» **Provided data**:
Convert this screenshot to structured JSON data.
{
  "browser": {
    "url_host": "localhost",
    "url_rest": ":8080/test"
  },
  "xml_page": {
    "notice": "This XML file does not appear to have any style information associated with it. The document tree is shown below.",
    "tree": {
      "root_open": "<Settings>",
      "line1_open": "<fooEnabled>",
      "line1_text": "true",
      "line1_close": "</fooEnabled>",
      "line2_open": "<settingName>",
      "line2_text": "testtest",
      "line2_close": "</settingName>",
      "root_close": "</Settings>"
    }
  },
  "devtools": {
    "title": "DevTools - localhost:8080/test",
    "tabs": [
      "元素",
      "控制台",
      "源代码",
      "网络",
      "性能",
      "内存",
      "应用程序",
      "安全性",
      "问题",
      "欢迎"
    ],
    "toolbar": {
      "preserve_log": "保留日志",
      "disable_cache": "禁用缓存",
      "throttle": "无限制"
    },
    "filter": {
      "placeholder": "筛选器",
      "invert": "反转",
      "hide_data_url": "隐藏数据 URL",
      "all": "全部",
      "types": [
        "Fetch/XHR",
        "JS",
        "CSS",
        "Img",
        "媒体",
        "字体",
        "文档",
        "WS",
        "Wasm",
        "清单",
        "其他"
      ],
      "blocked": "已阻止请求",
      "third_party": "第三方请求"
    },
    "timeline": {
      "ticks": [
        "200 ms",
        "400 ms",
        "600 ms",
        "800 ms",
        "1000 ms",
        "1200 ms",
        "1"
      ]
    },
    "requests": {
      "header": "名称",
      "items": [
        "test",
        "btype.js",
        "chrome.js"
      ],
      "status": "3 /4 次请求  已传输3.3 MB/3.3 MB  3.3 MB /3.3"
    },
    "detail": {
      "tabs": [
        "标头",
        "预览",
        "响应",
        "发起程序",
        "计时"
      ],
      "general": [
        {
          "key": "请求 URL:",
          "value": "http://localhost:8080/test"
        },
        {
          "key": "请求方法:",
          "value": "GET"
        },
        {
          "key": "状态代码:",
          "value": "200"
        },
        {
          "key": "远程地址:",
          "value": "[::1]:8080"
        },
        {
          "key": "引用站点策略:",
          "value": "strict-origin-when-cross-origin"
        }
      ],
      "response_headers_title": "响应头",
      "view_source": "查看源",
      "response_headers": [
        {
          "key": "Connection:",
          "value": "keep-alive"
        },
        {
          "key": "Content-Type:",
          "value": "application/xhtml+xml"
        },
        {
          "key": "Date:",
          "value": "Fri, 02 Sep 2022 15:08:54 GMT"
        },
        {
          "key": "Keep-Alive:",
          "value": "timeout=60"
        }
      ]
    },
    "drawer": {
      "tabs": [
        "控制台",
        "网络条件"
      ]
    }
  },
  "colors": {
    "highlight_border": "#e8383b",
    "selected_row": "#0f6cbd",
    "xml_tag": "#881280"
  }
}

» **Work required**: Write out each line of the data above again, exactly as given.

» **Task solution**:
Convert this screenshot to structured JSON data.
{
  "browser": {
    "url_host": "localhost",
    "url_rest": ":8080/test"
  },
  "xml_page": {
    "notice": "This XML file does not appear to have any style information associated with it. The document tree is shown below.",
    "tree": {
      "root_open": "<Settings>",
      "line1_open": "<fooEnabled>",
      "line1_text": "true",
      "line1_close": "</fooEnabled>",
      "line2_open": "<settingName>",
      "line2_text": "testtest",
      "line2_close": "</settingName>",
      "root_close": "</Settings>"
    }
  },
  "devtools": {
    "title": "DevTools - localhost:8080/test",
    "tabs": [
      "元素",
      "控制台",
      "源代码",
      "网络",
      "性能",
      "内存",
      "应用程序",
      "安全性",
      "问题",
      "欢迎"
    ],
    "toolbar": {
      "preserve_log": "保留日志",
      "disable_cache": "禁用缓存",
      "throttle": "无限制"
    },
    "filter": {
      "placeholder": "筛选器",
      "invert": "反转",
      "hide_data_url": "隐藏数据 URL",
      "all": "全部",
      "types": [
        "Fetch/XHR",
        "JS",
        "CSS",
        "Img",
        "媒体",
        "字体",
        "文档",
        "WS",
        "Wasm",
        "清单",
        "其他"
      ],
      "blocked": "已阻止请求",
      "third_party": "第三方请求"
    },
    "timeline": {
      "ticks": [
        "200 ms",
        "400 ms",
        "600 ms",
        "800 ms",
        "1000 ms",
        "1200 ms",
        "1"
      ]
    },
    "requests": {
      "header": "名称",
      "items": [
        "test",
        "btype.js",
        "chrome.js"
      ],
      "status": "3 /4 次请求  已传输3.3 MB/3.3 MB  3.3 MB /3.3"
    },
    "detail": {
      "tabs": [
        "标头",
        "预览",
        "响应",
        "发起程序",
        "计时"
      ],
      "general": [
        {
          "key": "请求 URL:",
          "value": "http://localhost:8080/test"
        },
        {
          "key": "请求方法:",
          "value": "GET"
        },
        {
          "key": "状态代码:",
          "value": "200"
        },
        {
          "key": "远程地址:",
          "value": "[::1]:8080"
        },
        {
          "key": "引用站点策略:",
          "value": "strict-origin-when-cross-origin"
        }
      ],
      "response_headers_title": "响应头",
      "view_source": "查看源",
      "response_headers": [
        {
          "key": "Connection:",
          "value": "keep-alive"
        },
        {
          "key": "Content-Type:",
          "value": "application/xhtml+xml"
        },
        {
          "key": "Date:",
          "value": "Fri, 02 Sep 2022 15:08:54 GMT"
        },
        {
          "key": "Keep-Alive:",
          "value": "timeout=60"
        }
      ]
    },
    "drawer": {
      "tabs": [
        "控制台",
        "网络条件"
      ]
    }
  },
  "colors": {
    "highlight_border": "#e8383b",
    "selected_row": "#0f6cbd",
    "xml_tag": "#881280"
  }
}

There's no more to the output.